>> Start Document segment

Facebook and Forums and Feeds, oh my.
(Upon seeing Lance Fortnow's
Bill Gasarch asked Evan Golub, who does research in Human-Computer Interaction and
educational technologies (though his Ph.D. involved Expander Graphs)
to do a guest post on facebook. This is that post.)
Lance recently wrote wondering how he would use a Facebook page
with his course. I should start by saying that although I have
a Facebook account, I don't really use it - I signed up for it
to look around and to decide whether I wanted to start using it
and haven't decided on "yes" yet.
In thinking about Lance's question, my first question was whether
he would create a Facebook group for his class, or create an actual
user and name it after his class. Depending on what notification
options work on a group -vs- work on a user might guide this decision.
For example, if one of these allows other Facebook users to receive a
notification when the wall is written on, then it might become the
My next thoughts on this relate to Internet-based course management
ideas that could be done via other technologies, but might be
possible using Facebook instead.
So, what could Lance do with a Facebook account/group for his
class that could already be done with forums?
He could provide a way for students in the class to:
...get in touch with each other and find out about each other
outside of the classroom
...from study groups during the semester
...post links to useful resources related to class topics
Next, what could Lance do with a Facebook account/group for his
class that could be already be done with an RSS feed?
He could have a way to let students know when he has:
...posted a new assignment
...posted additional notes
...updated the grades posted online
Assuming that anything that could be done via Facebook could also
be done using forums or feeds or other technologies, why use Facebook
rather than web forums or RSS feeds or other tools at our disposal?

>> End Document segment

**Required work**
In the guest post on Facebook, why did the author sign up for a Facebook account?

>> Start Data provided

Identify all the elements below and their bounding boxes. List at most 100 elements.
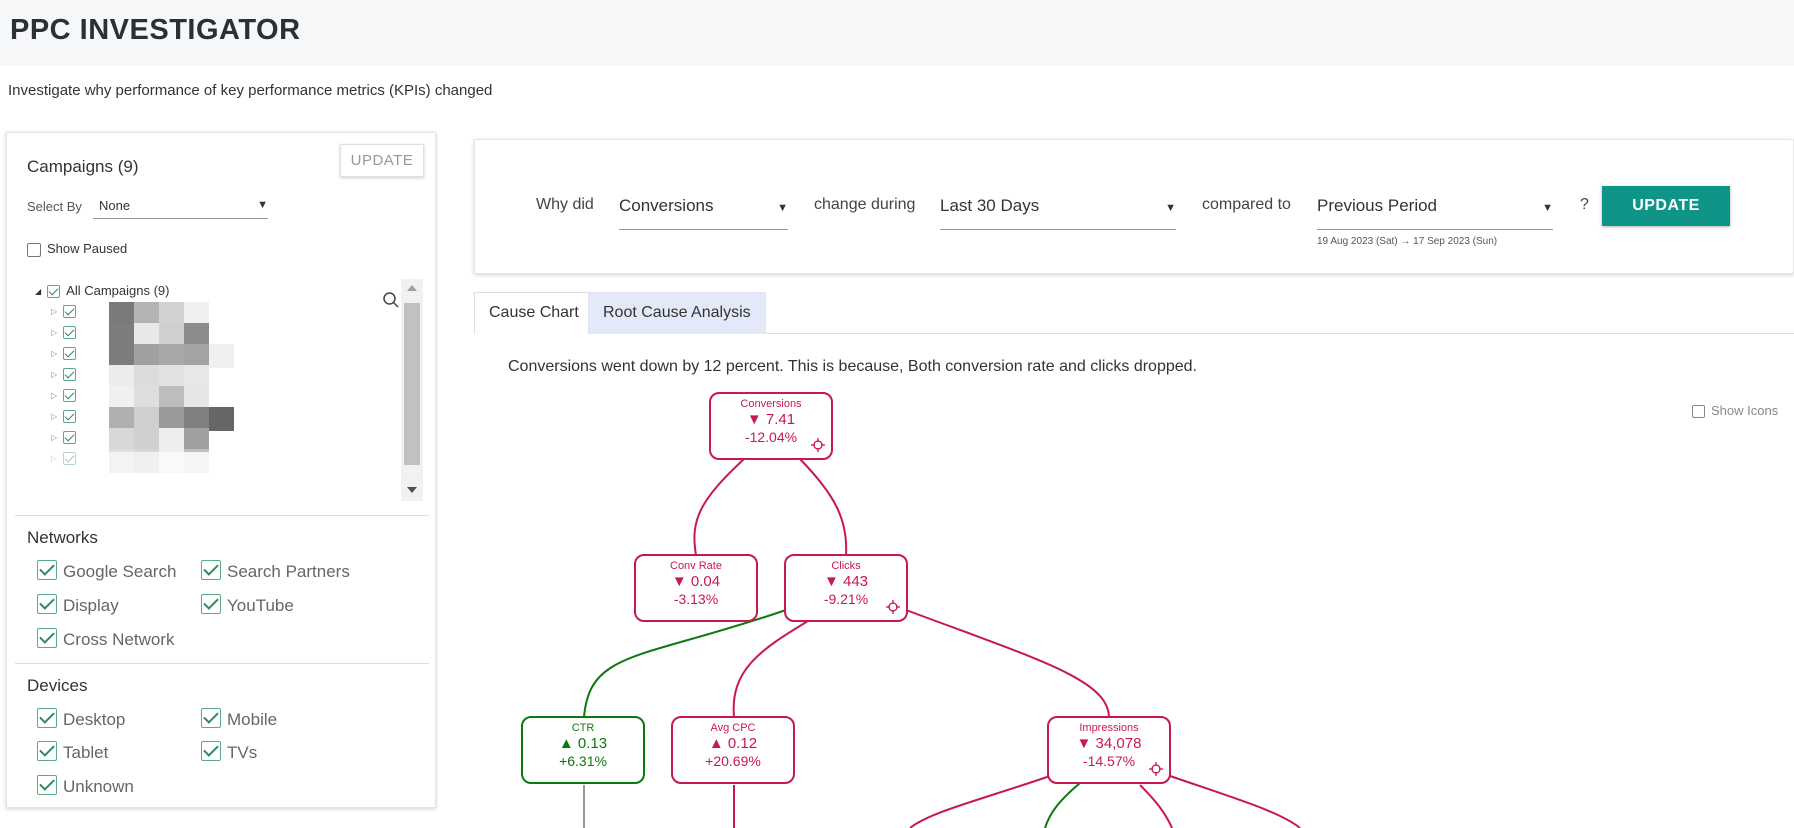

>> End Data provided

**The reply**
To look around and decide whether to start using it.